Will you output all of the data below exactly, omitting the images?

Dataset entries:

= = =

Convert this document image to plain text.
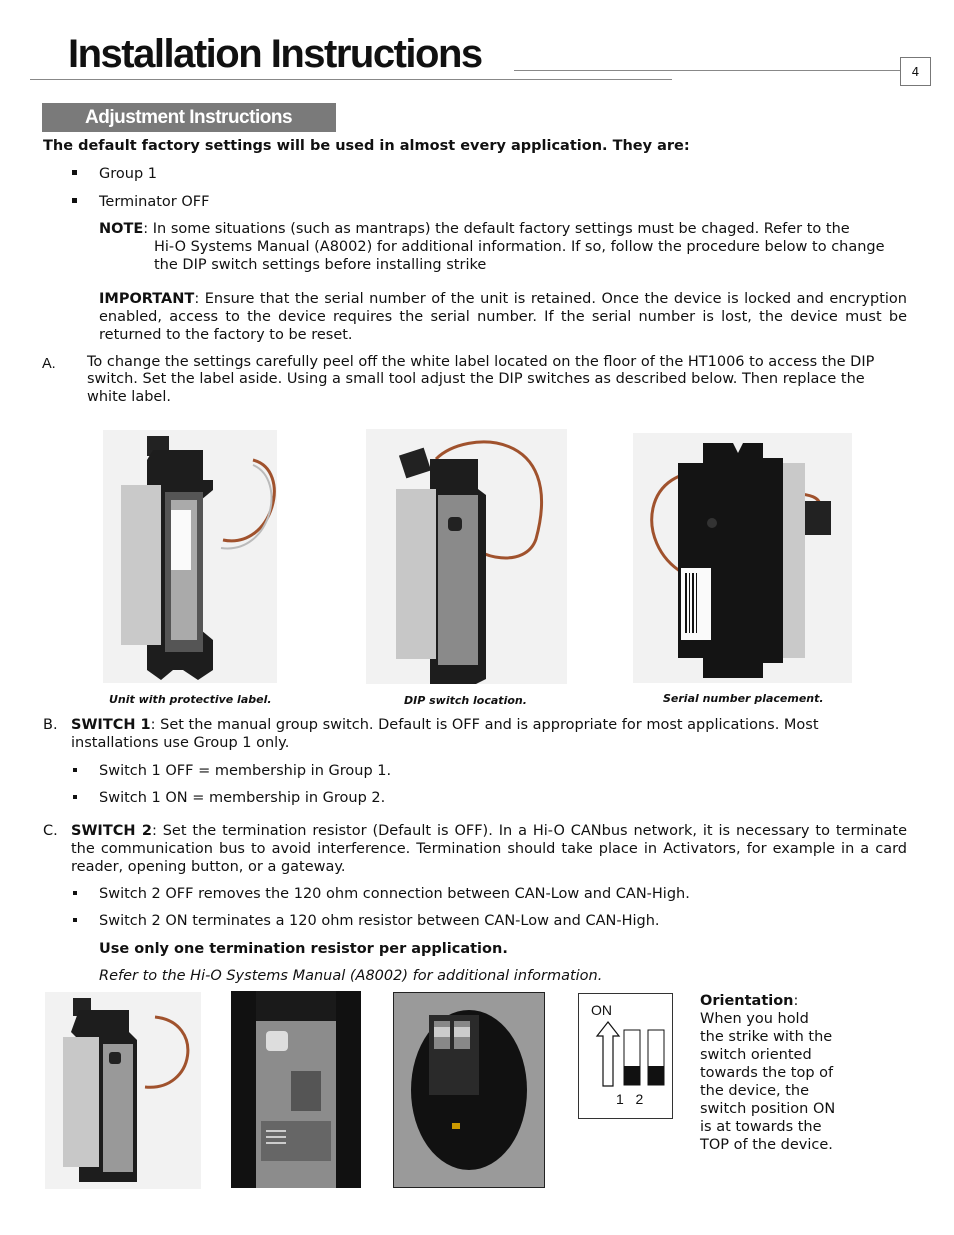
Installation Instructions	4
Adjustment Instructions
The default factory settings will be used in almost every application. They are:
Group 1
Terminator OFF
NOTE: In some situations (such as mantraps) the default factory settings must be chaged. Refer to the
Hi-O Systems Manual (A8002) for additional information. If so, follow the procedure below to change
the DIP switch settings before installing strike
IMPORTANT: Ensure that the serial number of the unit is retained. Once the device is locked and encryption enabled, access to the device requires the serial number. If the serial number is lost, the device must be returned to the factory to be reset.
A. To change the settings carefully peel off the white label located on the floor of the HT1006 to access the DIP
switch. Set the label aside. Using a small tool adjust the DIP switches as described below. Then replace the
white label.
Unit with protective label.	DIP switch location.	Serial number placement.
B. SWITCH 1: Set the manual group switch. Default is OFF and is appropriate for most applications. Most
installations use Group 1 only.
Switch 1 OFF = membership in Group 1.
Switch 1 ON = membership in Group 2.
C. SWITCH 2: Set the termination resistor (Default is OFF). In a Hi-O CANbus network, it is necessary to terminate the communication bus to avoid interference. Termination should take place in Activators, for example in a card reader, opening button, or a gateway.
Switch 2 OFF removes the 120 ohm connection between CAN-Low and CAN-High.
Switch 2 ON terminates a 120 ohm resistor between CAN-Low and CAN-High.
Use only one termination resistor per application.
Refer to the Hi-O Systems Manual (A8002) for additional information.
ON
1   2
Orientation:
When you hold
the strike with the
switch oriented
towards the top of
the device, the
switch position ON
is at towards the
TOP of the device.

= = =

■ Answer to the exercise
Convert this document image to plain text.
Installation Instructions	4
Adjustment Instructions
The default factory settings will be used in almost every application. They are:
Group 1
Terminator OFF
NOTE: In some situations (such as mantraps) the default factory settings must be chaged. Refer to the
Hi-O Systems Manual (A8002) for additional information. If so, follow the procedure below to change
the DIP switch settings before installing strike
IMPORTANT: Ensure that the serial number of the unit is retained. Once the device is locked and encryption enabled, access to the device requires the serial number. If the serial number is lost, the device must be returned to the factory to be reset.
A. To change the settings carefully peel off the white label located on the floor of the HT1006 to access the DIP
switch. Set the label aside. Using a small tool adjust the DIP switches as described below. Then replace the
white label.
Unit with protective label.	DIP switch location.	Serial number placement.
B. SWITCH 1: Set the manual group switch. Default is OFF and is appropriate for most applications. Most
installations use Group 1 only.
Switch 1 OFF = membership in Group 1.
Switch 1 ON = membership in Group 2.
C. SWITCH 2: Set the termination resistor (Default is OFF). In a Hi-O CANbus network, it is necessary to terminate the communication bus to avoid interference. Termination should take place in Activators, for example in a card reader, opening button, or a gateway.
Switch 2 OFF removes the 120 ohm connection between CAN-Low and CAN-High.
Switch 2 ON terminates a 120 ohm resistor between CAN-Low and CAN-High.
Use only one termination resistor per application.
Refer to the Hi-O Systems Manual (A8002) for additional information.
ON
1   2
Orientation:
When you hold
the strike with the
switch oriented
towards the top of
the device, the
switch position ON
is at towards the
TOP of the device.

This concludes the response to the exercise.